#### [Given information]
- - -
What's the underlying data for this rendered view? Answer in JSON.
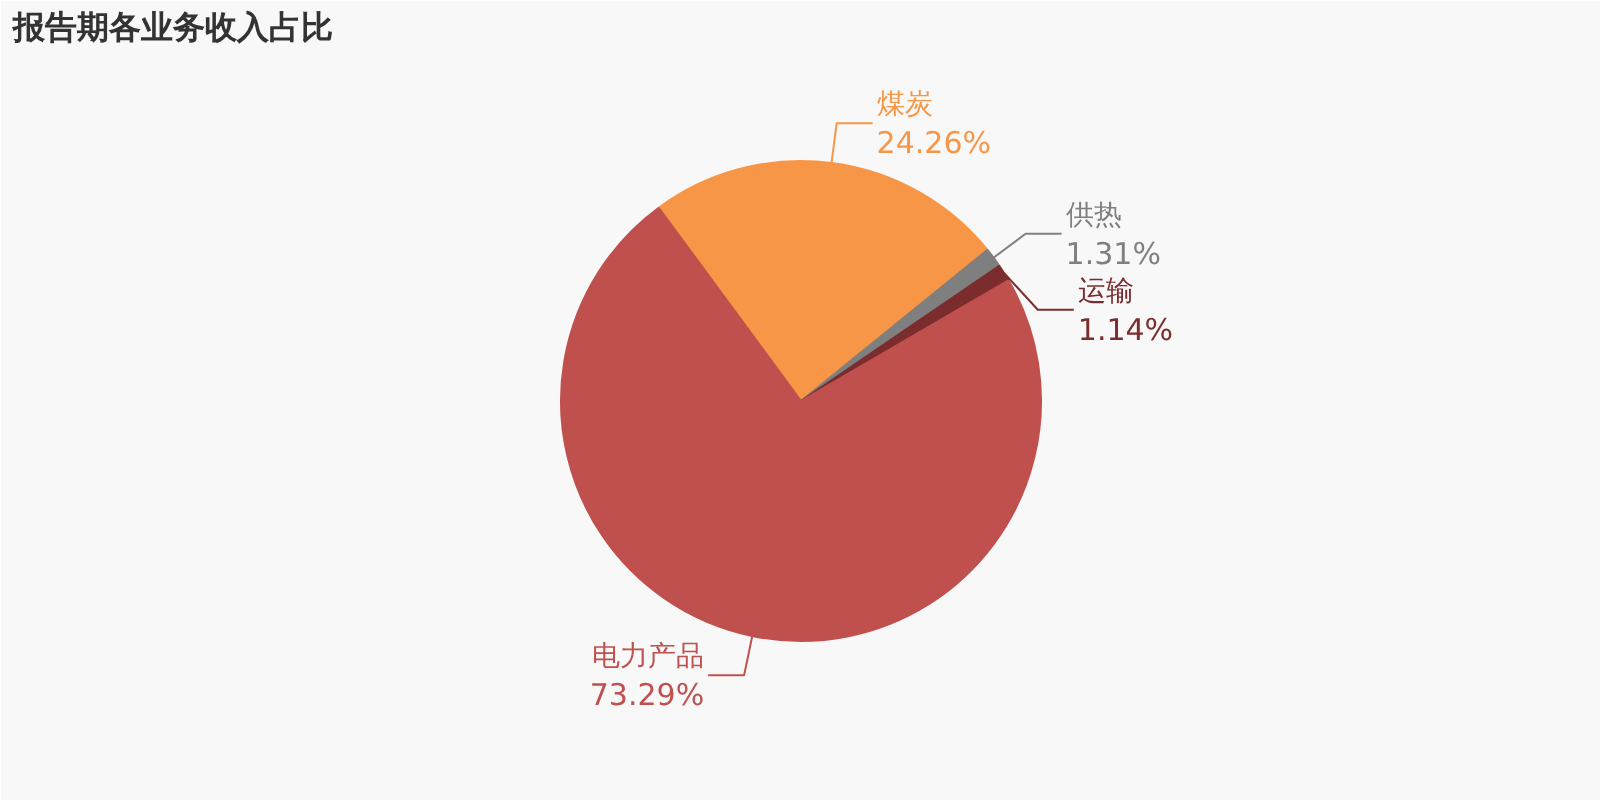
{
  "chart_data": {
    "type": "pie",
    "title": "报告期各业务收入占比",
    "categories": [
      "煤炭",
      "供热",
      "运输",
      "电力产品"
    ],
    "values": [
      24.26,
      1.31,
      1.14,
      73.29
    ],
    "colors": [
      "#f79646",
      "#7f7f7f",
      "#7b2c2c",
      "#c0504d"
    ],
    "value_labels": [
      "24.26%",
      "1.31%",
      "1.14%",
      "73.29%"
    ]
  }
}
- - -
#### [What needs to be done]
Write out every line above exactly as it is, leaving out the pictures.

#### [Result below]
What's the underlying data for this rendered view? Answer in JSON.
{
  "chart_data": {
    "type": "pie",
    "title": "报告期各业务收入占比",
    "categories": [
      "煤炭",
      "供热",
      "运输",
      "电力产品"
    ],
    "values": [
      24.26,
      1.31,
      1.14,
      73.29
    ],
    "colors": [
      "#f79646",
      "#7f7f7f",
      "#7b2c2c",
      "#c0504d"
    ],
    "value_labels": [
      "24.26%",
      "1.31%",
      "1.14%",
      "73.29%"
    ]
  }
}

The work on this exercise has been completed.